● BRIEF
Check each line of the material below for "Бутчер", then copy the ones that contain it.

● INPUT MATERIAL
_____
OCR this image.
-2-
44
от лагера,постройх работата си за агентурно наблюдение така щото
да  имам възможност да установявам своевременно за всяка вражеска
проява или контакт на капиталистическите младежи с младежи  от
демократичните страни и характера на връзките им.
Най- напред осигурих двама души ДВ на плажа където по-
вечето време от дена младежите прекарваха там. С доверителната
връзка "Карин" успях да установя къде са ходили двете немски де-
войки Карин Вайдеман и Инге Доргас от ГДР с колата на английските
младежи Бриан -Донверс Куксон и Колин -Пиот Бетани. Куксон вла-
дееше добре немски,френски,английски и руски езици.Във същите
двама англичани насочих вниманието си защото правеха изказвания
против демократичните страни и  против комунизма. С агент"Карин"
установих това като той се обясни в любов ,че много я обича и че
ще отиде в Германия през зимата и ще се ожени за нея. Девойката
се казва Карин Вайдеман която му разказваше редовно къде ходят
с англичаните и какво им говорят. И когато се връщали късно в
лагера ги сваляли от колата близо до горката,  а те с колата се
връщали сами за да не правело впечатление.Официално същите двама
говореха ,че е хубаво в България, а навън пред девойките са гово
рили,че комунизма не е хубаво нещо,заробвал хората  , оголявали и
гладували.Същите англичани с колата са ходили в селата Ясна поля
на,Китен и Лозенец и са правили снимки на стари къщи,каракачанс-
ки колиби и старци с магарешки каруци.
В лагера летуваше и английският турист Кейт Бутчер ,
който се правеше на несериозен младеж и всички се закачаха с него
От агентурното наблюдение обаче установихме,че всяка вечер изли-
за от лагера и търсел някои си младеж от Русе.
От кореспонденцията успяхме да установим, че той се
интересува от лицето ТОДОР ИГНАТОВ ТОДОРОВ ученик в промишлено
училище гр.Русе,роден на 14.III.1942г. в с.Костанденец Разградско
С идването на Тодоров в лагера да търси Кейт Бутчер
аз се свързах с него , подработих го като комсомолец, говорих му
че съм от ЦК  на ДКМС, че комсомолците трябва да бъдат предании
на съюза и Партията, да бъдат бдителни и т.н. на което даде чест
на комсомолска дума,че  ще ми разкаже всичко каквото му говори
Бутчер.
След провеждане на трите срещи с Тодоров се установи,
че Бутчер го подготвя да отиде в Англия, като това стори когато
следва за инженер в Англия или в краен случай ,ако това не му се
_____
● FULL OUTPUT
В лагера летуваше и английският турист Кейт Бутчер ,
С идването на Тодоров в лагера да търси Кейт Бутчер
Бутчер.
че Бутчер го подготвя да отиде в Англия, като това стори когато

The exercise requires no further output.